#### REQUIRED WORK:
Determine how many lines in these records hold "JSON". Only the number is wanted.

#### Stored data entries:
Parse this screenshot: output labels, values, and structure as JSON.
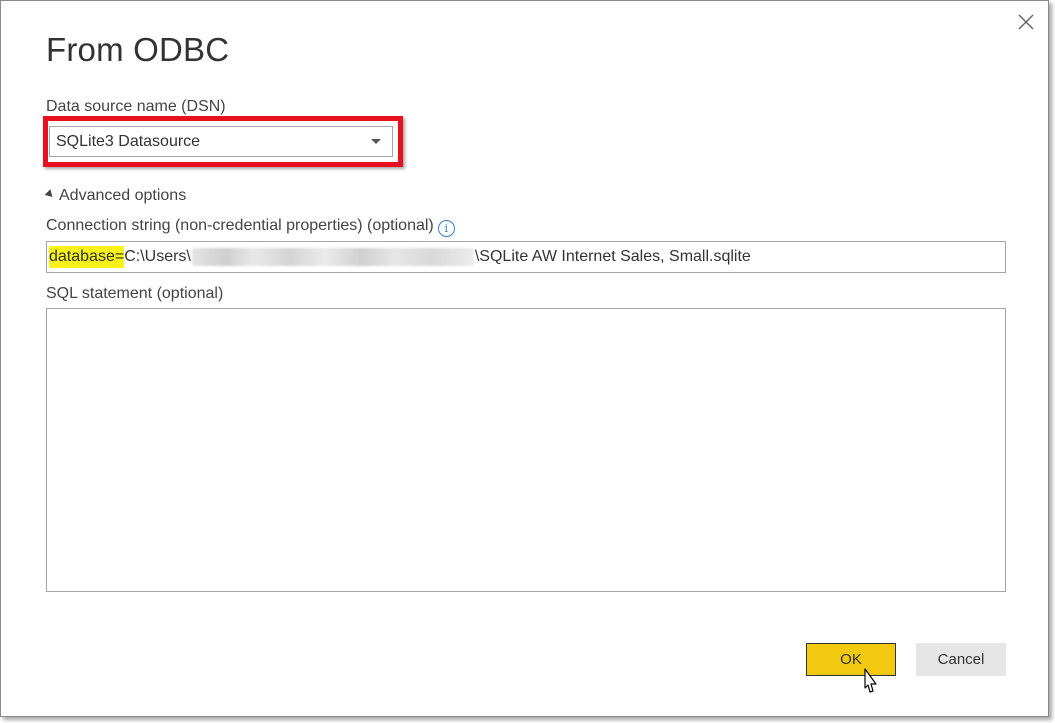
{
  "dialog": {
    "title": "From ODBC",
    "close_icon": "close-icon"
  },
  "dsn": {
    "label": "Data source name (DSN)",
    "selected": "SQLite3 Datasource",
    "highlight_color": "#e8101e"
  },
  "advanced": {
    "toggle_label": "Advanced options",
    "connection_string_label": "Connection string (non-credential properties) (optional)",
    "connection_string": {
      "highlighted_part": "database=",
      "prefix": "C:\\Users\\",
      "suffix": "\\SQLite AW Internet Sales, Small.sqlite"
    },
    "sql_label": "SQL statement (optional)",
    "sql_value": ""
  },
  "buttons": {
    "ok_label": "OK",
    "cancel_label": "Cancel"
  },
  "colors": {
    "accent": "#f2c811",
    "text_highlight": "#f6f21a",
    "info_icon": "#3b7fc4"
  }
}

--

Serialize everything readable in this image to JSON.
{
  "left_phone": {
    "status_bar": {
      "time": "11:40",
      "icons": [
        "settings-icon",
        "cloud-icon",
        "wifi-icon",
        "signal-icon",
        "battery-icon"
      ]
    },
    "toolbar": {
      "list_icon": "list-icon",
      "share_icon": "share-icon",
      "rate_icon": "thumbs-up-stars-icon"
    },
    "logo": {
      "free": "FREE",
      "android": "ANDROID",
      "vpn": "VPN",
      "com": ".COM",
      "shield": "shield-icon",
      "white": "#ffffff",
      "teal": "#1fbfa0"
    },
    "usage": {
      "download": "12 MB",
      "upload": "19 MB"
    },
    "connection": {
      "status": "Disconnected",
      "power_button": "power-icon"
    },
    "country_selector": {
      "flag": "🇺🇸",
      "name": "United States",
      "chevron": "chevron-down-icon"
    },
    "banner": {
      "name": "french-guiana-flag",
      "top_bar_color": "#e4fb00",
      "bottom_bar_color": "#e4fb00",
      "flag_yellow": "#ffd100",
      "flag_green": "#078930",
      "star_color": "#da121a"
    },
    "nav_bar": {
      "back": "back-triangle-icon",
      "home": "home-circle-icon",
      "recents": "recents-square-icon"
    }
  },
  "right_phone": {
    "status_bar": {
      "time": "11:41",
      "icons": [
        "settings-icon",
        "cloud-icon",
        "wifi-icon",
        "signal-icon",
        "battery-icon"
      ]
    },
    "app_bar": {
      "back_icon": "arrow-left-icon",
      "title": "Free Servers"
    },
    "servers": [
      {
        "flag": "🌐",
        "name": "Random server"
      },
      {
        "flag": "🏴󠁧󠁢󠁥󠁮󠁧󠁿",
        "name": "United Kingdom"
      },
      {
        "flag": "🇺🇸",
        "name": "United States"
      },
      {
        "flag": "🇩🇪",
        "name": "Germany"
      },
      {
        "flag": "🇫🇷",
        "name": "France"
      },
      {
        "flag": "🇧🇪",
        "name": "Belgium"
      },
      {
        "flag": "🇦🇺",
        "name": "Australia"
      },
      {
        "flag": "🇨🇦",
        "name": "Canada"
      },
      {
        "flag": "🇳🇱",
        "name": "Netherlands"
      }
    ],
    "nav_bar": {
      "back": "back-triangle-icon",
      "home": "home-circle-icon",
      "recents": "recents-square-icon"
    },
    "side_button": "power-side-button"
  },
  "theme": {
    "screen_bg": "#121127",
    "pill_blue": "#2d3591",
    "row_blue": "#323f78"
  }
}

==

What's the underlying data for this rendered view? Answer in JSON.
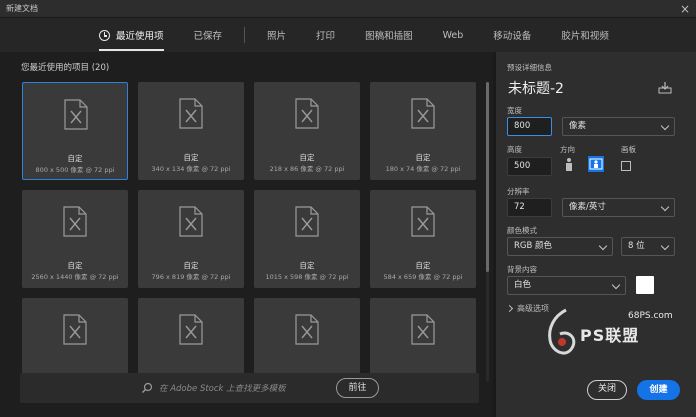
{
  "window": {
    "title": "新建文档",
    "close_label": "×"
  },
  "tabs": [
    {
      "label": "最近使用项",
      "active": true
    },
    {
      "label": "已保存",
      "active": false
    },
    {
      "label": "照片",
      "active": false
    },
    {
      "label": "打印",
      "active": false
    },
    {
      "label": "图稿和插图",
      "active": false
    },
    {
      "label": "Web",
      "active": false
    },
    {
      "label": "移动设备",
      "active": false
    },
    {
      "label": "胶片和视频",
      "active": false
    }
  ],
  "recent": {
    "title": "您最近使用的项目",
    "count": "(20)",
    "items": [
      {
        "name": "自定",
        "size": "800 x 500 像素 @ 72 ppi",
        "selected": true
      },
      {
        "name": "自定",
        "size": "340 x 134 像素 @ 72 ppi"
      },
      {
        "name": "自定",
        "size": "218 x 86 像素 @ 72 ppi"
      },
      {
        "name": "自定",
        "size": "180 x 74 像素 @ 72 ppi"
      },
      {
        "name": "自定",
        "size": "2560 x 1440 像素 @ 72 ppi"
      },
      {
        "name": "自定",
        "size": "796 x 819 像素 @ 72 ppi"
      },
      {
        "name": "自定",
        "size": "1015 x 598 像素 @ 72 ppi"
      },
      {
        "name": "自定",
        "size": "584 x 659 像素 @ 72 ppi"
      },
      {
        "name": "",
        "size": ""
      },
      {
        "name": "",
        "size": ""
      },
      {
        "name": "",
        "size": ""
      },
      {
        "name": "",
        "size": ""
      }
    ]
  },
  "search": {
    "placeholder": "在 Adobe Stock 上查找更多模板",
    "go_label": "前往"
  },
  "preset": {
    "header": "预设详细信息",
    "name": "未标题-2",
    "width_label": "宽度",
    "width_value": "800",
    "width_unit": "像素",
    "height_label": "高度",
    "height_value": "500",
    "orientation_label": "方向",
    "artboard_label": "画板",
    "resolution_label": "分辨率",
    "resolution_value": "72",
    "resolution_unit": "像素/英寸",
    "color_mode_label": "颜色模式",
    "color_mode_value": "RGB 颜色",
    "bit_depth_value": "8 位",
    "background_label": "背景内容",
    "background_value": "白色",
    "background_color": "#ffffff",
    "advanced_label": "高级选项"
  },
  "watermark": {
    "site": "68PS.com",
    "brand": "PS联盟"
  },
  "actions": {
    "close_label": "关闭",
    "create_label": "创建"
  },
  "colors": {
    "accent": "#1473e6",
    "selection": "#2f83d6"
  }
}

#### ANSWER TO THE TASK:
3